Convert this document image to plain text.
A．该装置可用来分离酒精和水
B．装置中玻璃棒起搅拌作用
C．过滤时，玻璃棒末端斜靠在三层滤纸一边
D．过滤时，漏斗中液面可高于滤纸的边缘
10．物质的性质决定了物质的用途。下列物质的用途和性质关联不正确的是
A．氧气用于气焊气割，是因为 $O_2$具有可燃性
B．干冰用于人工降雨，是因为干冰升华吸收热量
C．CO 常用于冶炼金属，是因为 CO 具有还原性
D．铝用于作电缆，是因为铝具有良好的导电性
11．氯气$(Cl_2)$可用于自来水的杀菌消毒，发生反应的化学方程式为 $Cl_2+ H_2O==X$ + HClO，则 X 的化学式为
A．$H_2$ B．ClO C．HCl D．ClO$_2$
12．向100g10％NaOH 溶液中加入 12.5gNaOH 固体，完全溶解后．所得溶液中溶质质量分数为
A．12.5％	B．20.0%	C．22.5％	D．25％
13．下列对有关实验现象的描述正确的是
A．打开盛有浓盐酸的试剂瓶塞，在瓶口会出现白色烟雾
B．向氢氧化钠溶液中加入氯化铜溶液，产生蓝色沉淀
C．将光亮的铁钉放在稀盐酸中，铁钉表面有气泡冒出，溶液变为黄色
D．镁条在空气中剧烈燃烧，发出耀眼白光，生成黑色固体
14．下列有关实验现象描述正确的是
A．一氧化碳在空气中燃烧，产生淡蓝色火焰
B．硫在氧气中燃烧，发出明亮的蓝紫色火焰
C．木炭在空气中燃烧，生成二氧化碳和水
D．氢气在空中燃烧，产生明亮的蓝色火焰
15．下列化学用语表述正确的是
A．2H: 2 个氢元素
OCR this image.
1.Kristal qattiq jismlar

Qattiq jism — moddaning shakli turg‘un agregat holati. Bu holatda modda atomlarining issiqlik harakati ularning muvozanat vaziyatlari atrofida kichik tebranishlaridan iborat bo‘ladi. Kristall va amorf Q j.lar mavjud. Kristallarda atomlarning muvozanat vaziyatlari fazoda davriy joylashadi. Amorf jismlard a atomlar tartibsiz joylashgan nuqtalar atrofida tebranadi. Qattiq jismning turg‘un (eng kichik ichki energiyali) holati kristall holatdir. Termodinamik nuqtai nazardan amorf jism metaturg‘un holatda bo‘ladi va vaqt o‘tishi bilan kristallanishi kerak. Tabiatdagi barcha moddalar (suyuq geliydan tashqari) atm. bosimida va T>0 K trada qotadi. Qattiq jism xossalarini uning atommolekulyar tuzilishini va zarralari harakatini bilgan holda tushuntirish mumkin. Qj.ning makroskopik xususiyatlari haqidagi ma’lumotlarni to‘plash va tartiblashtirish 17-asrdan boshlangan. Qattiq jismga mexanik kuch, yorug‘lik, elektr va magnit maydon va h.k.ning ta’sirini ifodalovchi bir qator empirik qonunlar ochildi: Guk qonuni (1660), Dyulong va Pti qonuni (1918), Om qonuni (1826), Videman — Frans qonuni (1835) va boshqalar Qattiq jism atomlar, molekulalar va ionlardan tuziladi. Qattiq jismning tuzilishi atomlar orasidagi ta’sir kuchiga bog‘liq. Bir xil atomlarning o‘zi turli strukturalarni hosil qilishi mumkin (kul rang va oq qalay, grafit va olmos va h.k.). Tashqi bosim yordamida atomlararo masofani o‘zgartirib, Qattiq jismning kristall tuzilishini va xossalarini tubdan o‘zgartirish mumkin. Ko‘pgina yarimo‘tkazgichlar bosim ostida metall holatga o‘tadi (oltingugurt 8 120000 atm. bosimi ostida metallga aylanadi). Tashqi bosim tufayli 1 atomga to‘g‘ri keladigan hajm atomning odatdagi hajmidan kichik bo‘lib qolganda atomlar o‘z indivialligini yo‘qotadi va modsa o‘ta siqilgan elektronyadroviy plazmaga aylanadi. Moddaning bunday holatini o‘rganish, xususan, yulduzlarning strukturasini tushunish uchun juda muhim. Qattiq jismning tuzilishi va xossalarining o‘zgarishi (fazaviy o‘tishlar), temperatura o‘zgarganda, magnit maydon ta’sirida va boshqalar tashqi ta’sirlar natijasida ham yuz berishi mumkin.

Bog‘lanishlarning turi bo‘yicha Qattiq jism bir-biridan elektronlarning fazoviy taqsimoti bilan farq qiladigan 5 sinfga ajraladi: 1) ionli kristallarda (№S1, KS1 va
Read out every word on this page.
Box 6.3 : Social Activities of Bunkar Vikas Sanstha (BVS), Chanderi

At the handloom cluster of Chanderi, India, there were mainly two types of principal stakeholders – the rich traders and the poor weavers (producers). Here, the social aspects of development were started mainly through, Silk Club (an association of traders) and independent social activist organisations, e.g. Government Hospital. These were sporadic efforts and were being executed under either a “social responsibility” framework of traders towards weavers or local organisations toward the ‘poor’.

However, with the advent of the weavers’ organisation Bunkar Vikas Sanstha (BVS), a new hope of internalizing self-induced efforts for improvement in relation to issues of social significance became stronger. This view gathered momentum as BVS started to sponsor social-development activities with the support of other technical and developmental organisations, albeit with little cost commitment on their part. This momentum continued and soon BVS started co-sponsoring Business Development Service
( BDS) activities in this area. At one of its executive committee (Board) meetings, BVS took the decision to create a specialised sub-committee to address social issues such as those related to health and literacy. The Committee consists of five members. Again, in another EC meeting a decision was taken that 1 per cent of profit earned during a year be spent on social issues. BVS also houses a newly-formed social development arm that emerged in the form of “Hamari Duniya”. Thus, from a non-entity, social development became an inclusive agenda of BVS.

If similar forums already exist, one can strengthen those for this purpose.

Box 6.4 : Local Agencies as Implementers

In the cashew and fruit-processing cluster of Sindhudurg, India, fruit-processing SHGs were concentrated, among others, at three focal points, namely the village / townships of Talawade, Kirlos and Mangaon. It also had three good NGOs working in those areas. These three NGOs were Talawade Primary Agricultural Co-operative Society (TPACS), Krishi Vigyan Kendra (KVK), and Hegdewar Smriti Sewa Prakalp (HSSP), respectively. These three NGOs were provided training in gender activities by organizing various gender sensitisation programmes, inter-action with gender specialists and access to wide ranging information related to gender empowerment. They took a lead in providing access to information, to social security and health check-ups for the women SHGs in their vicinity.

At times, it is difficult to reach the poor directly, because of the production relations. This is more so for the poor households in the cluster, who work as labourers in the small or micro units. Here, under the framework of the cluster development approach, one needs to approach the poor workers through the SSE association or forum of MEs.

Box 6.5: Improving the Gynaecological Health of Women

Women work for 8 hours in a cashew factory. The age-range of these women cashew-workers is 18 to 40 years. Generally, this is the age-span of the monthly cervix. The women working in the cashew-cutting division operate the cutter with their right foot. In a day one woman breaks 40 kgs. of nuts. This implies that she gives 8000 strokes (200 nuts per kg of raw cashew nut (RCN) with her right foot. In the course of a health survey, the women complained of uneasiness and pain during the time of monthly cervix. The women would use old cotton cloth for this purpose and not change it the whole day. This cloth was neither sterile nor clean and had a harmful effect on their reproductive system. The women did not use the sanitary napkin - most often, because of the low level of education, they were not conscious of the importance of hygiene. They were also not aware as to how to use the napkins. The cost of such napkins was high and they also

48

▶ [REQUIREMENT]: Exactly reproduce every record.

▶ [ANSWER BELOW]:
Convert this document image to plain text.
A．该装置可用来分离酒精和水
B．装置中玻璃棒起搅拌作用
C．过滤时，玻璃棒末端斜靠在三层滤纸一边
D．过滤时，漏斗中液面可高于滤纸的边缘
10．物质的性质决定了物质的用途。下列物质的用途和性质关联不正确的是
A．氧气用于气焊气割，是因为 $O_2$具有可燃性
B．干冰用于人工降雨，是因为干冰升华吸收热量
C．CO 常用于冶炼金属，是因为 CO 具有还原性
D．铝用于作电缆，是因为铝具有良好的导电性
11．氯气$(Cl_2)$可用于自来水的杀菌消毒，发生反应的化学方程式为 $Cl_2+ H_2O==X$ + HClO，则 X 的化学式为
A．$H_2$ B．ClO C．HCl D．ClO$_2$
12．向100g10％NaOH 溶液中加入 12.5gNaOH 固体，完全溶解后．所得溶液中溶质质量分数为
A．12.5％	B．20.0%	C．22.5％	D．25％
13．下列对有关实验现象的描述正确的是
A．打开盛有浓盐酸的试剂瓶塞，在瓶口会出现白色烟雾
B．向氢氧化钠溶液中加入氯化铜溶液，产生蓝色沉淀
C．将光亮的铁钉放在稀盐酸中，铁钉表面有气泡冒出，溶液变为黄色
D．镁条在空气中剧烈燃烧，发出耀眼白光，生成黑色固体
14．下列有关实验现象描述正确的是
A．一氧化碳在空气中燃烧，产生淡蓝色火焰
B．硫在氧气中燃烧，发出明亮的蓝紫色火焰
C．木炭在空气中燃烧，生成二氧化碳和水
D．氢气在空中燃烧，产生明亮的蓝色火焰
15．下列化学用语表述正确的是
A．2H: 2 个氢元素
OCR this image.
1.Kristal qattiq jismlar

Qattiq jism — moddaning shakli turg‘un agregat holati. Bu holatda modda atomlarining issiqlik harakati ularning muvozanat vaziyatlari atrofida kichik tebranishlaridan iborat bo‘ladi. Kristall va amorf Q j.lar mavjud. Kristallarda atomlarning muvozanat vaziyatlari fazoda davriy joylashadi. Amorf jismlard a atomlar tartibsiz joylashgan nuqtalar atrofida tebranadi. Qattiq jismning turg‘un (eng kichik ichki energiyali) holati kristall holatdir. Termodinamik nuqtai nazardan amorf jism metaturg‘un holatda bo‘ladi va vaqt o‘tishi bilan kristallanishi kerak. Tabiatdagi barcha moddalar (suyuq geliydan tashqari) atm. bosimida va T>0 K trada qotadi. Qattiq jism xossalarini uning atommolekulyar tuzilishini va zarralari harakatini bilgan holda tushuntirish mumkin. Qj.ning makroskopik xususiyatlari haqidagi ma’lumotlarni to‘plash va tartiblashtirish 17-asrdan boshlangan. Qattiq jismga mexanik kuch, yorug‘lik, elektr va magnit maydon va h.k.ning ta’sirini ifodalovchi bir qator empirik qonunlar ochildi: Guk qonuni (1660), Dyulong va Pti qonuni (1918), Om qonuni (1826), Videman — Frans qonuni (1835) va boshqalar Qattiq jism atomlar, molekulalar va ionlardan tuziladi. Qattiq jismning tuzilishi atomlar orasidagi ta’sir kuchiga bog‘liq. Bir xil atomlarning o‘zi turli strukturalarni hosil qilishi mumkin (kul rang va oq qalay, grafit va olmos va h.k.). Tashqi bosim yordamida atomlararo masofani o‘zgartirib, Qattiq jismning kristall tuzilishini va xossalarini tubdan o‘zgartirish mumkin. Ko‘pgina yarimo‘tkazgichlar bosim ostida metall holatga o‘tadi (oltingugurt 8 120000 atm. bosimi ostida metallga aylanadi). Tashqi bosim tufayli 1 atomga to‘g‘ri keladigan hajm atomning odatdagi hajmidan kichik bo‘lib qolganda atomlar o‘z indivialligini yo‘qotadi va modsa o‘ta siqilgan elektronyadroviy plazmaga aylanadi. Moddaning bunday holatini o‘rganish, xususan, yulduzlarning strukturasini tushunish uchun juda muhim. Qattiq jismning tuzilishi va xossalarining o‘zgarishi (fazaviy o‘tishlar), temperatura o‘zgarganda, magnit maydon ta’sirida va boshqalar tashqi ta’sirlar natijasida ham yuz berishi mumkin.

Bog‘lanishlarning turi bo‘yicha Qattiq jism bir-biridan elektronlarning fazoviy taqsimoti bilan farq qiladigan 5 sinfga ajraladi: 1) ionli kristallarda (№S1, KS1 va
Read out every word on this page.
Box 6.3 : Social Activities of Bunkar Vikas Sanstha (BVS), Chanderi

At the handloom cluster of Chanderi, India, there were mainly two types of principal stakeholders – the rich traders and the poor weavers (producers). Here, the social aspects of development were started mainly through, Silk Club (an association of traders) and independent social activist organisations, e.g. Government Hospital. These were sporadic efforts and were being executed under either a “social responsibility” framework of traders towards weavers or local organisations toward the ‘poor’.

However, with the advent of the weavers’ organisation Bunkar Vikas Sanstha (BVS), a new hope of internalizing self-induced efforts for improvement in relation to issues of social significance became stronger. This view gathered momentum as BVS started to sponsor social-development activities with the support of other technical and developmental organisations, albeit with little cost commitment on their part. This momentum continued and soon BVS started co-sponsoring Business Development Service
( BDS) activities in this area. At one of its executive committee (Board) meetings, BVS took the decision to create a specialised sub-committee to address social issues such as those related to health and literacy. The Committee consists of five members. Again, in another EC meeting a decision was taken that 1 per cent of profit earned during a year be spent on social issues. BVS also houses a newly-formed social development arm that emerged in the form of “Hamari Duniya”. Thus, from a non-entity, social development became an inclusive agenda of BVS.

If similar forums already exist, one can strengthen those for this purpose.

Box 6.4 : Local Agencies as Implementers

In the cashew and fruit-processing cluster of Sindhudurg, India, fruit-processing SHGs were concentrated, among others, at three focal points, namely the village / townships of Talawade, Kirlos and Mangaon. It also had three good NGOs working in those areas. These three NGOs were Talawade Primary Agricultural Co-operative Society (TPACS), Krishi Vigyan Kendra (KVK), and Hegdewar Smriti Sewa Prakalp (HSSP), respectively. These three NGOs were provided training in gender activities by organizing various gender sensitisation programmes, inter-action with gender specialists and access to wide ranging information related to gender empowerment. They took a lead in providing access to information, to social security and health check-ups for the women SHGs in their vicinity.

At times, it is difficult to reach the poor directly, because of the production relations. This is more so for the poor households in the cluster, who work as labourers in the small or micro units. Here, under the framework of the cluster development approach, one needs to approach the poor workers through the SSE association or forum of MEs.

Box 6.5: Improving the Gynaecological Health of Women

Women work for 8 hours in a cashew factory. The age-range of these women cashew-workers is 18 to 40 years. Generally, this is the age-span of the monthly cervix. The women working in the cashew-cutting division operate the cutter with their right foot. In a day one woman breaks 40 kgs. of nuts. This implies that she gives 8000 strokes (200 nuts per kg of raw cashew nut (RCN) with her right foot. In the course of a health survey, the women complained of uneasiness and pain during the time of monthly cervix. The women would use old cotton cloth for this purpose and not change it the whole day. This cloth was neither sterile nor clean and had a harmful effect on their reproductive system. The women did not use the sanitary napkin - most often, because of the low level of education, they were not conscious of the importance of hygiene. They were also not aware as to how to use the napkins. The cost of such napkins was high and they also

48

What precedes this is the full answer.